§ Teks Sumber:
Pramoedya Ananta Toer. (DOK: goodnewsfromindonesia)
Sender.co.id -Pramoedya Ananta Toer dikenal sebagai Bapak Sastra Indonesia Modern. Ia dijuluki demikian karena kontribusinya yang sangat besar terhadap perkembangan sastra Indonesia, terutama melalui karya-karya yang membahas sejarah, perjuangan, dan identitas bangsa Indonesia. Pramoedya dikenal dengan gaya penulisan yang kuat, realistis, dan sarat akan kritik sosial. Ia dikenal sebagai salah satu pengarang terkenal dari Indonesia, yang mulai dikenal pada tahun 1940-an dengan karya-karya novelnya seperti Keluarga Gerilya dan Perburuan. Ia lahir di Blora, Jawa Tengah, pada 6 Februari 1925, dan meninggal di Jakarta pada 30 April 2006. Nama aslinya adalah Pramoedya Ananta Mastoer, tetapi ia memutuskan untuk mengubah namanya menjadi Pramoedya Ananta Toer, menghilangkan unsur "Mas" karena dianggap terlalu aristokratik. Ayahnya adalah seorang guru, sementara ibunya adalah anak seorang penghulu di Rembang.
Dikutip dari Ensiklopedia Sastra Indonesia, dalam memoarnya, "Hikayat Sebuah Nama" (1962), Pramoedya mengisahkan bahwa di keluarga, ia dikenal dengan panggilan Mas Moek karena ia adalah anak sulung dari delapan bersaudara. Atas inisiatifnya, semua adiknya menggunakan "Toer" sebagai nama belakang mereka.
Pramoedya menyelesaikan pendidikan dasarnya di Instituut Boedi Oetomo, Blora, kemudian melanjutkan ke Sekolah Teknik Radio Surabaya, namun ia tidak pernah mendapatkan ijazahnya akibat invasi Jepang. Pada Mei 1942, ia pindah ke Jakarta dan bekerja di Kantor Berita Domei. Sambil bekerja, ia melanjutkan pendidikan di Taman Siswa, Sekolah Stenografi, dan akhirnya kuliah di Sekolah Tinggi Islam Jakarta, meskipun tidak sampai lulus.

Cuplikan dari sebuah dataset
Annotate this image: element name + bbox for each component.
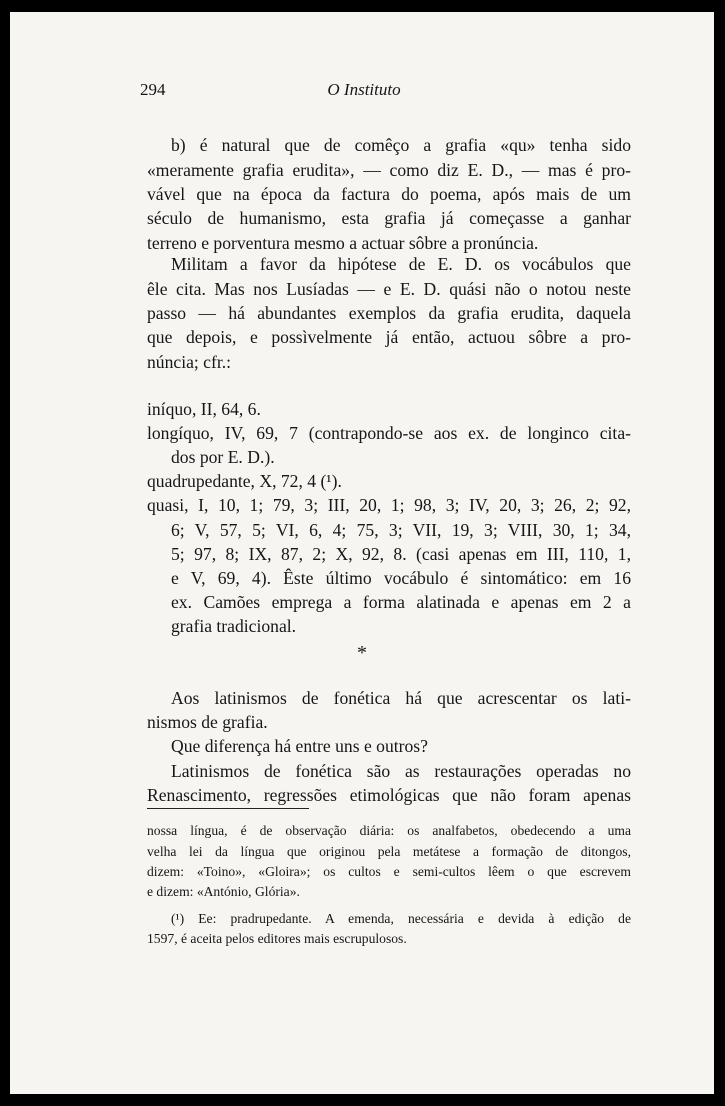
footnote-line: 1597, é aceita pelos editores mais escrupulosos. xyxy=(147,931,407,946)
footnote-rule xyxy=(147,808,309,809)
list-line: dos por E. D.). xyxy=(171,447,275,467)
running-title: O Instituto xyxy=(327,80,401,99)
footnote-line: velha lei da língua que originou pela metátese a formação de ditongos, xyxy=(147,844,631,859)
body-line: passo — há abundantes exemplos da grafia erudita, daquela xyxy=(147,303,631,323)
body-line: Renascimento, regressões etimológicas que não foram apenas xyxy=(147,785,631,805)
list-line: quadrupedante, X, 72, 4 (¹). xyxy=(147,471,342,491)
body-line: b) é natural que de comêço a grafia «qu» tenha sido xyxy=(171,135,631,155)
list-line: e V, 69, 4). Êste último vocábulo é sintomático: em 16 xyxy=(171,568,631,588)
body-line: século de humanismo, esta grafia já começasse a ganhar xyxy=(147,208,631,228)
footnote-line: (¹) Ee: pradrupedante. A emenda, necessária e devida à edição de xyxy=(171,911,631,926)
body-line: que depois, e possìvelmente já então, actuou sôbre a pro- xyxy=(147,327,631,347)
page-number: 294 xyxy=(140,80,166,99)
list-line: ex. Camões emprega a forma alatinada e apenas em 2 a xyxy=(171,592,631,612)
list-line: grafia tradicional. xyxy=(171,616,297,636)
body-line: vável que na época da factura do poema, após mais de um xyxy=(147,184,631,204)
list-line: iníquo, II, 64, 6. xyxy=(147,399,261,419)
list-line: 6; V, 57, 5; VI, 6, 4; 75, 3; VII, 19, 3; VIII, 30, 1; 34, xyxy=(171,520,631,540)
body-line: «meramente grafia erudita», — como diz E. D., — mas é pro- xyxy=(147,160,631,180)
body-line: terreno e porventura mesmo a actuar sôbre a pronúncia. xyxy=(147,233,539,253)
section-separator: * xyxy=(357,642,367,664)
body-line: Que diferença há entre uns e outros? xyxy=(171,736,428,756)
book-page xyxy=(10,12,714,1094)
list-line: 5; 97, 8; IX, 87, 2; X, 92, 8. (casi apenas em III, 110, 1, xyxy=(171,544,631,564)
body-line: Militam a favor da hipótese de E. D. os vocábulos que xyxy=(171,254,631,274)
body-line: Latinismos de fonética são as restaurações operadas no xyxy=(171,761,631,781)
footnote-line: e dizem: «António, Glória». xyxy=(147,884,300,899)
body-line: núncia; cfr.: xyxy=(147,352,232,372)
footnote-line: dizem: «Toino», «Gloira»; os cultos e semi-cultos lêem o que escrevem xyxy=(147,864,631,879)
body-line: nismos de grafia. xyxy=(147,712,268,732)
running-header xyxy=(10,80,714,104)
body-line: Aos latinismos de fonética há que acrescentar os lati- xyxy=(171,688,631,708)
footnote-line: nossa língua, é de observação diária: os analfabetos, obedecendo a uma xyxy=(147,823,631,838)
list-line: quasi, I, 10, 1; 79, 3; III, 20, 1; 98, 3; IV, 20, 3; 26, 2; 92, xyxy=(147,495,631,515)
body-line: êle cita. Mas nos Lusíadas — e E. D. quási não o notou neste xyxy=(147,279,631,299)
list-line: longíquo, IV, 69, 7 (contrapondo-se aos ex. de longinco cita- xyxy=(147,423,631,443)
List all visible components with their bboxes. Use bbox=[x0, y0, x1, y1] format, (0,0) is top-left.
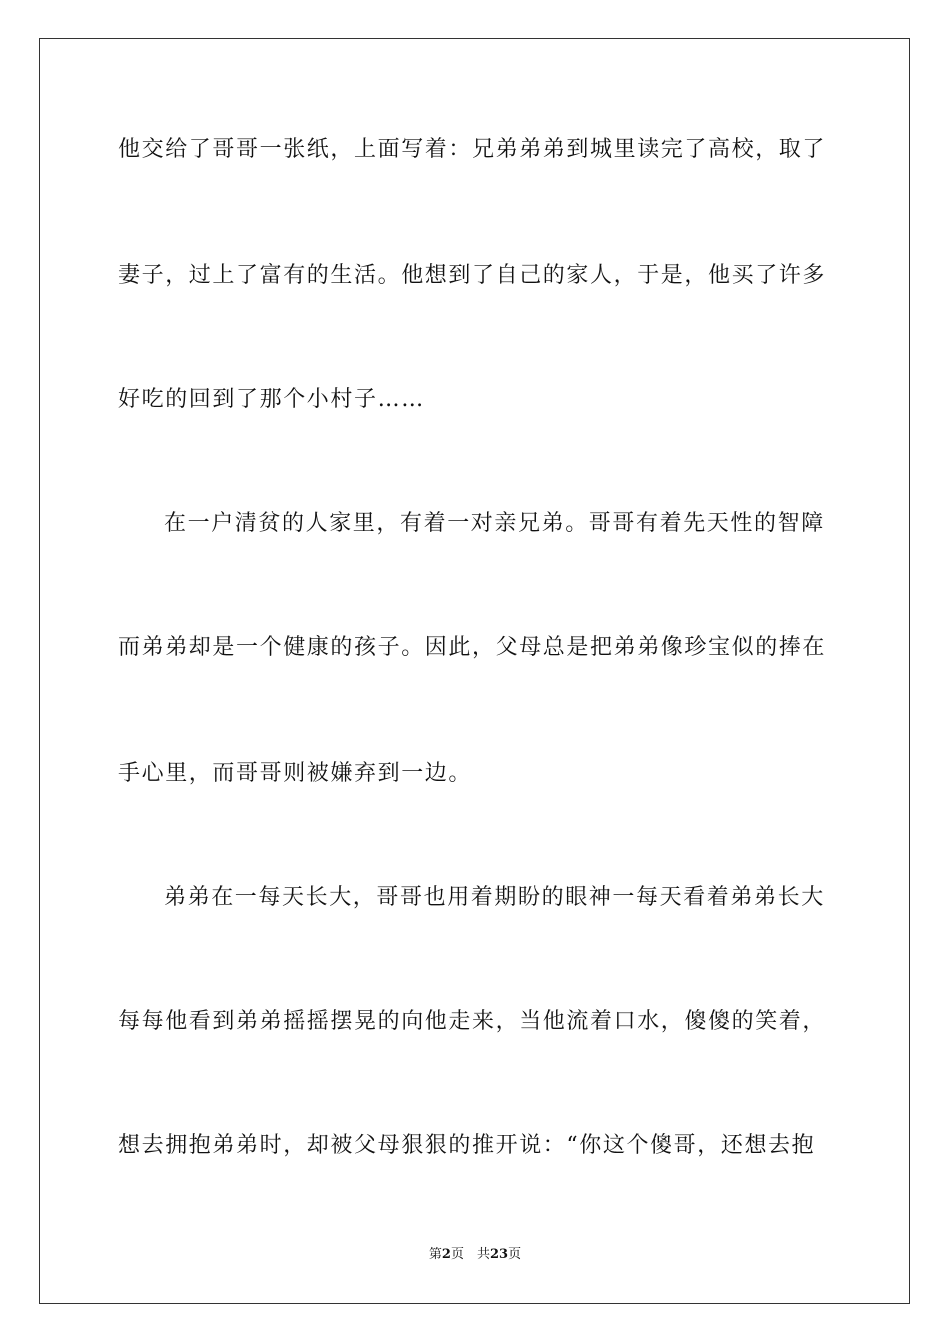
page-border bbox=[39, 38, 910, 1304]
total-page-count: 23 bbox=[489, 1247, 509, 1262]
paragraph-3-line-3: 想去拥抱弟弟时，却被父母狠狠的推开说：“你这个傻哥，还想去抱 bbox=[118, 1133, 816, 1158]
footer-mid: 页 共 bbox=[450, 1247, 490, 1262]
current-page-number: 2 bbox=[441, 1247, 451, 1262]
paragraph-3-line-1: 弟弟在一每天长大，哥哥也用着期盼的眼神一每天看着弟弟长大 bbox=[164, 885, 825, 910]
text-line-3: 好吃的回到了那个小村子…… bbox=[118, 387, 425, 412]
paragraph-2-line-1: 在一户清贫的人家里，有着一对亲兄弟。哥哥有着先天性的智障 bbox=[164, 511, 825, 536]
paragraph-2-line-3: 手心里，而哥哥则被嫌弃到一边。 bbox=[118, 761, 473, 786]
paragraph-2-line-2: 而弟弟却是一个健康的孩子。因此，父母总是把弟弟像珍宝似的捧在 bbox=[118, 635, 827, 660]
text-line-1: 他交给了哥哥一张纸，上面写着：兄弟弟弟到城里读完了高校，取了 bbox=[118, 137, 827, 162]
text-line-2: 妻子，过上了富有的生活。他想到了自己的家人，于是，他买了许多 bbox=[118, 263, 827, 288]
footer-suffix: 页 bbox=[508, 1247, 522, 1262]
page-footer bbox=[0, 1246, 950, 1264]
footer-prefix: 第 bbox=[428, 1247, 442, 1262]
paragraph-3-line-2: 每每他看到弟弟摇摇摆晃的向他走来，当他流着口水，傻傻的笑着， bbox=[118, 1009, 827, 1034]
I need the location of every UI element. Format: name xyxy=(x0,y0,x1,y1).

§ Soal Latihan:
a - Tuliskan kembali bagian teks tentang Pramoedya Ananta Toer mulai dari "Dikutip dari Ensiklopedia" sampai "tidak sampai lulus." tanpa mengubah satu kata pun.
b - Jawab pertanyaan berikut berdasarkan teks tentang Pramoedya Ananta Toer:
(i) Di kota mana dan pada tanggal berapa Pramoedya lahir?
(ii) Dengan panggilan apa ia dikenal di keluarganya?
(iii) Di kantor berita mana ia bekerja setelah pindah ke Jakarta pada Mei 1942?

§ Kunci Jawaban:
a -
Dikutip dari Ensiklopedia Sastra Indonesia, dalam memoarnya, "Hikayat Sebuah Nama" (1962), Pramoedya mengisahkan bahwa di keluarga, ia dikenal dengan panggilan Mas Moek karena ia adalah anak sulung dari delapan bersaudara. Atas inisiatifnya, semua adiknya menggunakan "Toer" sebagai nama belakang mereka.
Pramoedya menyelesaikan pendidikan dasarnya di Instituut Boedi Oetomo, Blora, kemudian melanjutkan ke Sekolah Teknik Radio Surabaya, namun ia tidak pernah mendapatkan ijazahnya akibat invasi Jepang. Pada Mei 1942, ia pindah ke Jakarta dan bekerja di Kantor Berita Domei. Sambil bekerja, ia melanjutkan pendidikan di Taman Siswa, Sekolah Stenografi, dan akhirnya kuliah di Sekolah Tinggi Islam Jakarta, meskipun tidak sampai lulus.

b -
(i) Di Blora, Jawa Tengah, pada 6 Februari 1925.
(ii) Mas Moek.
(iii) Kantor Berita Domei.